— start MATERIAL TO PROCESS —

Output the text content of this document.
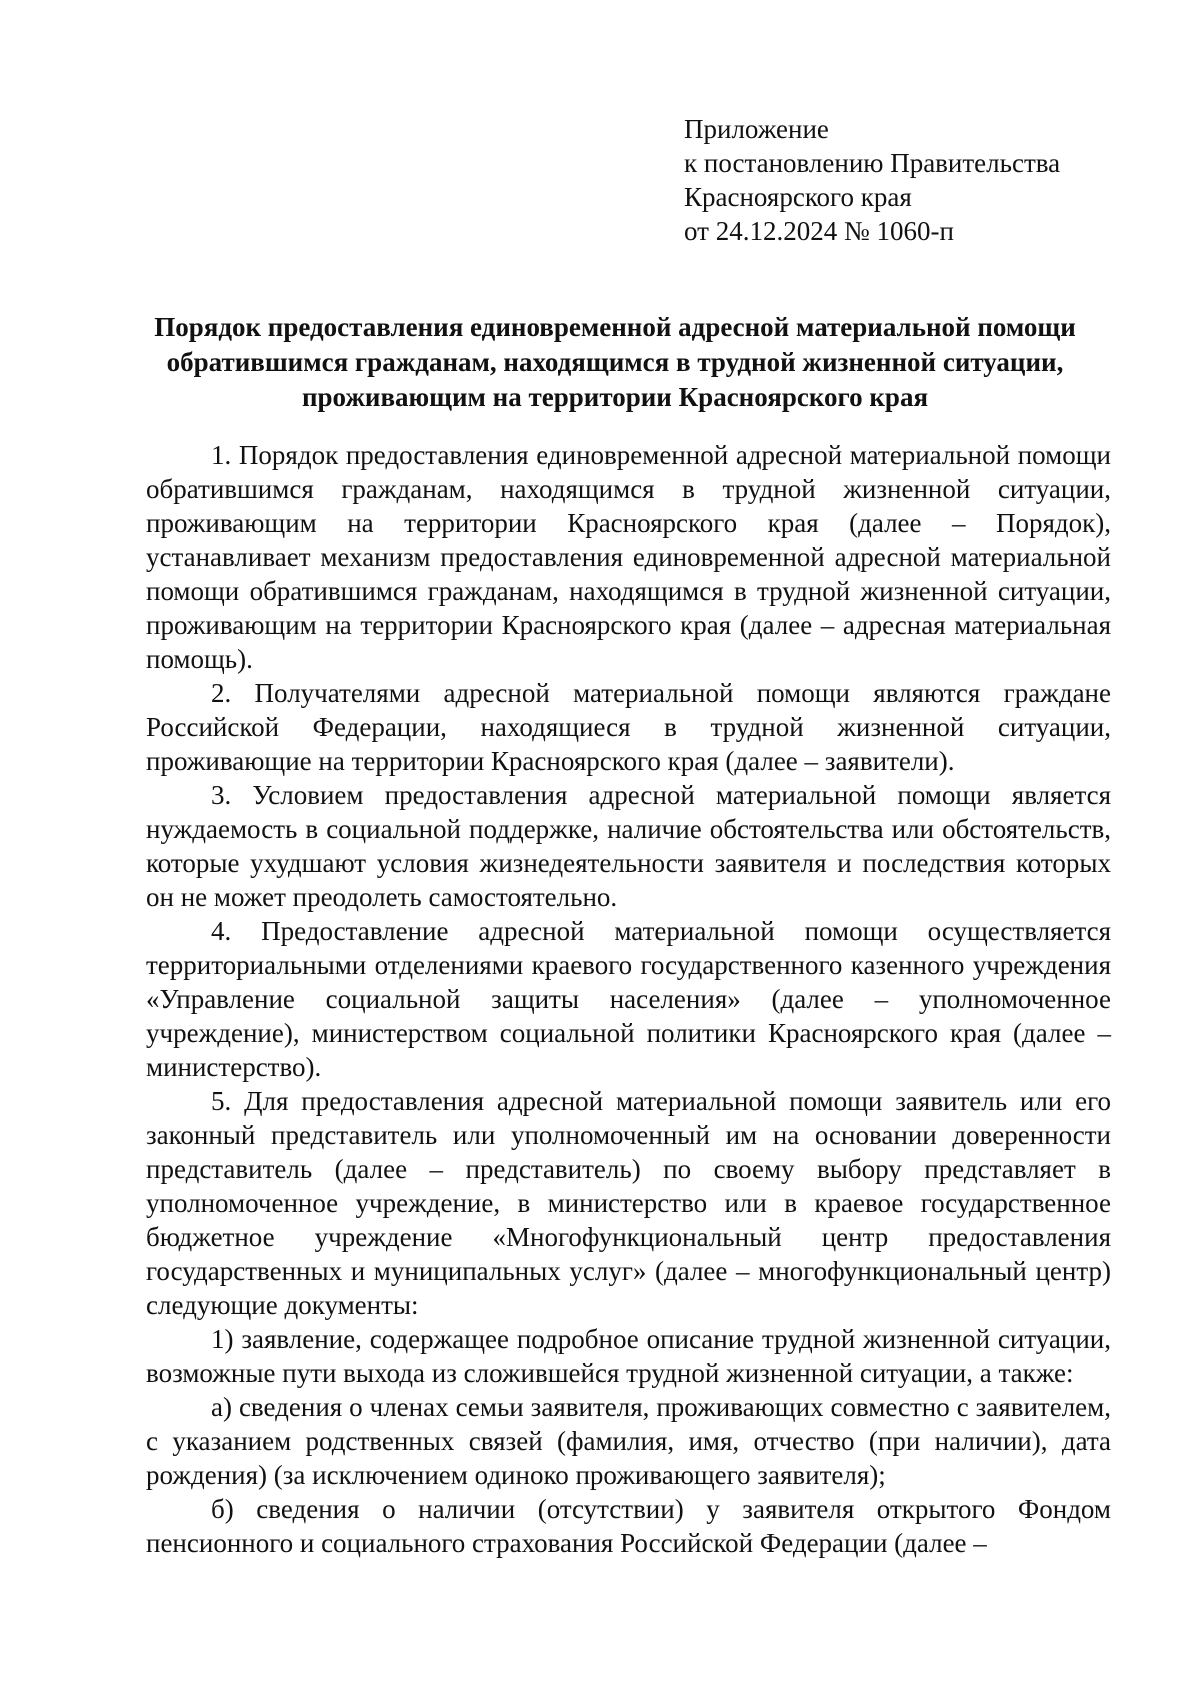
Приложение
к постановлению Правительства
Красноярского края
от 24.12.2024 № 1060-п
Порядок предоставления единовременной адресной материальной помощи
обратившимся гражданам, находящимся в трудной жизненной ситуации,
проживающим на территории Красноярского края

1. Порядок предоставления единовременной адресной материальной помощи обратившимся гражданам, находящимся в трудной жизненной ситуации, проживающим на территории Красноярского края (далее – Порядок), устанавливает механизм предоставления единовременной адресной материальной помощи обратившимся гражданам, находящимся в трудной жизненной ситуации, проживающим на территории Красноярского края (далее – адресная материальная помощь).

2. Получателями адресной материальной помощи являются граждане Российской Федерации, находящиеся в трудной жизненной ситуации, проживающие на территории Красноярского края (далее – заявители).

3. Условием предоставления адресной материальной помощи является нуждаемость в социальной поддержке, наличие обстоятельства или обстоятельств, которые ухудшают условия жизнедеятельности заявителя и последствия которых он не может преодолеть самостоятельно.

4. Предоставление адресной материальной помощи осуществляется территориальными отделениями краевого государственного казенного учреждения «Управление социальной защиты населения» (далее – уполномоченное учреждение), министерством социальной политики Красноярского края (далее – министерство).

5. Для предоставления адресной материальной помощи заявитель или его законный представитель или уполномоченный им на основании доверенности представитель (далее – представитель) по своему выбору представляет в уполномоченное учреждение, в министерство или в краевое государственное бюджетное учреждение «Многофункциональный центр предоставления государственных и муниципальных услуг» (далее – многофункциональный центр) следующие документы:

1) заявление, содержащее подробное описание трудной жизненной ситуации, возможные пути выхода из сложившейся трудной жизненной ситуации, а также:

а) сведения о членах семьи заявителя, проживающих совместно с заявителем, с указанием родственных связей (фамилия, имя, отчество (при наличии), дата рождения) (за исключением одиноко проживающего заявителя);

б) сведения о наличии (отсутствии) у заявителя открытого Фондом пенсионного и социального страхования Российской Федерации (далее –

— end MATERIAL TO PROCESS —

## YOUR GOAL
Extract all lines of the records above that include "сведения".

## RESPONSE TO THIS EXERCISE
а) сведения о членах семьи заявителя, проживающих совместно с заявителем, с указанием родственных связей (фамилия, имя, отчество (при наличии), дата рождения) (за исключением одиноко проживающего заявителя);
б) сведения о наличии (отсутствии) у заявителя открытого Фондом пенсионного и социального страхования Российской Федерации (далее –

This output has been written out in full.